What the task requires
Identify all lines of the data containing the string "Question" and copy them.
══ Provided entries ══
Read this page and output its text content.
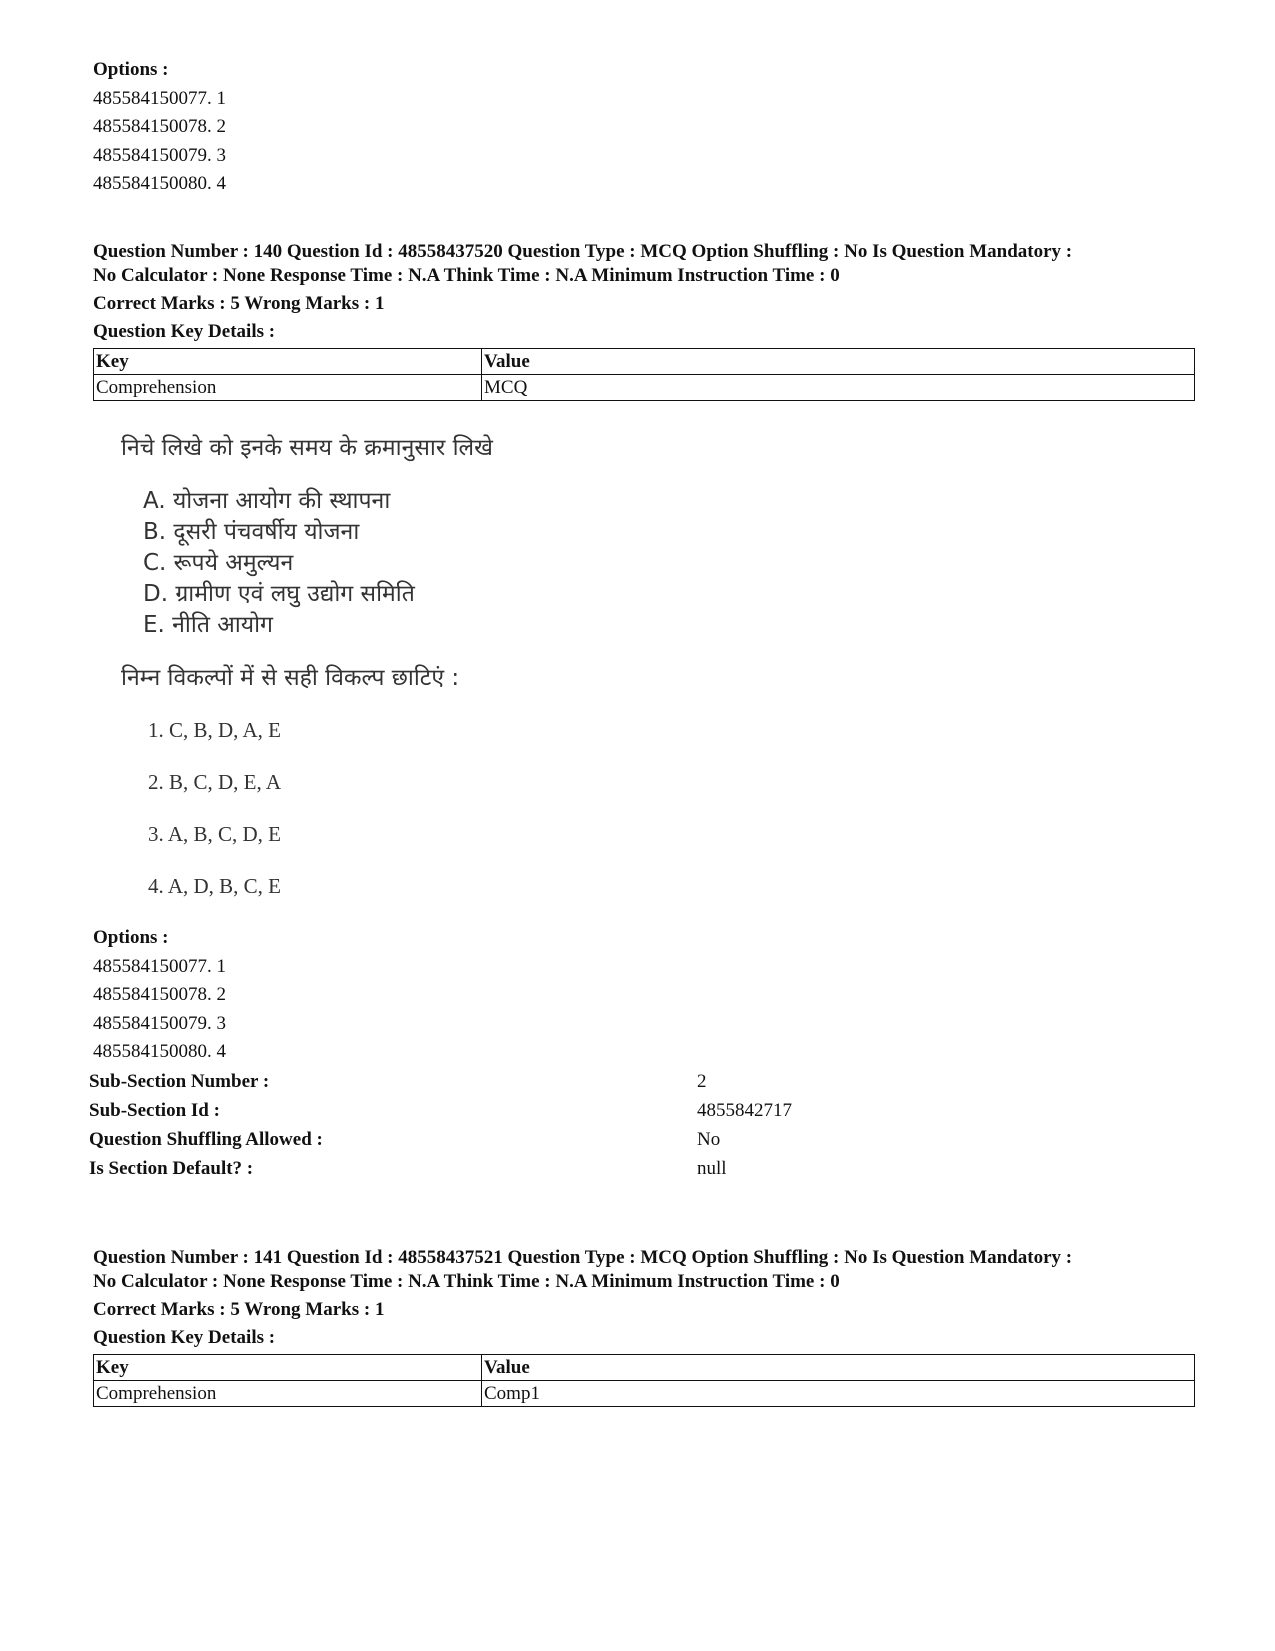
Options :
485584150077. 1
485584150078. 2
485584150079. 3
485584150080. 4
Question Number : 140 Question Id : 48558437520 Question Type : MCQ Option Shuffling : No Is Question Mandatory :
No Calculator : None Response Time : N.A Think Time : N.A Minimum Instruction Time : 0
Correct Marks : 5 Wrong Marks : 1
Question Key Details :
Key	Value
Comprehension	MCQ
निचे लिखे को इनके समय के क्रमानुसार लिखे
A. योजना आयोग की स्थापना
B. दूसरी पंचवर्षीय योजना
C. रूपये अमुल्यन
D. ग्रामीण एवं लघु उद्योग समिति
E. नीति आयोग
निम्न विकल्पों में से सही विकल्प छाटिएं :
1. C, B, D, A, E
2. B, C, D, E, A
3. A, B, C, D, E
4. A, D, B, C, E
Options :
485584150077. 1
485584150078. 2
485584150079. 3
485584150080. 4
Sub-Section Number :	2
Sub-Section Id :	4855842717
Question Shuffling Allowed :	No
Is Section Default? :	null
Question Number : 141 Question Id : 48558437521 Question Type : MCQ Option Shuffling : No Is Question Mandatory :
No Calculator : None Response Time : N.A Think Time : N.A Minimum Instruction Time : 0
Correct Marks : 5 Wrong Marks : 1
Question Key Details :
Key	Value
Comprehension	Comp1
═══
Exercise answer
Question Number : 140 Question Id : 48558437520 Question Type : MCQ Option Shuffling : No Is Question Mandatory :
Question Key Details :
Question Shuffling Allowed :	No
Question Number : 141 Question Id : 48558437521 Question Type : MCQ Option Shuffling : No Is Question Mandatory :
Question Key Details :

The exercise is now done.